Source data
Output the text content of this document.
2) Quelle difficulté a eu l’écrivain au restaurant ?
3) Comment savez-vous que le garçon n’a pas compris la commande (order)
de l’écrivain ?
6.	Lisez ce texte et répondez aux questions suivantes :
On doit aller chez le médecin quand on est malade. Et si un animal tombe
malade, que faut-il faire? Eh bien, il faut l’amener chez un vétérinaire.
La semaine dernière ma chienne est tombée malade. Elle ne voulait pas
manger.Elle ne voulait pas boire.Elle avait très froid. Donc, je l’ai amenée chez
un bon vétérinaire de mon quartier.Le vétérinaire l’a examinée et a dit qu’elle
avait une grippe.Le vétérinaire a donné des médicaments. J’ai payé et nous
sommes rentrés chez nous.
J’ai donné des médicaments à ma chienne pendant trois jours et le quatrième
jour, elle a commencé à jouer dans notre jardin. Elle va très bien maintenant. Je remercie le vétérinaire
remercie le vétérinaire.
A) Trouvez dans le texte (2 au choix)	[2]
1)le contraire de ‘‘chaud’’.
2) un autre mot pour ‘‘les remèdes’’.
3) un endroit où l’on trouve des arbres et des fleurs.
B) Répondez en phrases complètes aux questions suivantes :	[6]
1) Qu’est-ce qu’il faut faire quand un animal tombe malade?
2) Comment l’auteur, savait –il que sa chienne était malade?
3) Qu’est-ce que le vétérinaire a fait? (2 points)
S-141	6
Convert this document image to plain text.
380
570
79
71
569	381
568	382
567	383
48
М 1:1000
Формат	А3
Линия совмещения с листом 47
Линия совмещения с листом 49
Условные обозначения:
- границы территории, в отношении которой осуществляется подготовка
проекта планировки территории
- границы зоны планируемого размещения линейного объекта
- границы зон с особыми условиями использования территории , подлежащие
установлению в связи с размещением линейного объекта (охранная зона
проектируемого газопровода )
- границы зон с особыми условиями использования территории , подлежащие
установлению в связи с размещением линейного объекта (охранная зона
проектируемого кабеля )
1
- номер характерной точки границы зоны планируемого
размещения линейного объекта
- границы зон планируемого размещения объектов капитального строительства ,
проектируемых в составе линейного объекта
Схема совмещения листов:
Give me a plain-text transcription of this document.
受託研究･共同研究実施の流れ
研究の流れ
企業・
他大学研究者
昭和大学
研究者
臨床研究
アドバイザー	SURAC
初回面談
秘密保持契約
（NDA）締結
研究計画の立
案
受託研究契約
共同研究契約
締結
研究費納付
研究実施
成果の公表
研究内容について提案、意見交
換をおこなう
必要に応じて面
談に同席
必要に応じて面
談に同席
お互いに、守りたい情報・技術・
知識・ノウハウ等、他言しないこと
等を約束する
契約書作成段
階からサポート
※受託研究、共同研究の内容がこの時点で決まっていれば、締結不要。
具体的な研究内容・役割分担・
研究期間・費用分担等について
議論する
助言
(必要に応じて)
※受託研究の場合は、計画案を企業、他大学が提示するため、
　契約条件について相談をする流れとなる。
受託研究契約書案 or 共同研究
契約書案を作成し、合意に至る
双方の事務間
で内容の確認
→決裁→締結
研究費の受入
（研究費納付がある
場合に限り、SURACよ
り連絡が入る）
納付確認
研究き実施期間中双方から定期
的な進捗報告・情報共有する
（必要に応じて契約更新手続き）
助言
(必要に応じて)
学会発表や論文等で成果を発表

▸ **WRITTEN EXERCISE**: Identify the lines above that contain the word "faire", then copy them.

▸ **COMPLETE ANSWER**:
malade, que faut-il faire? Eh bien, il faut l’amener chez un vétérinaire.
1) Qu’est-ce qu’il faut faire quand un animal tombe malade?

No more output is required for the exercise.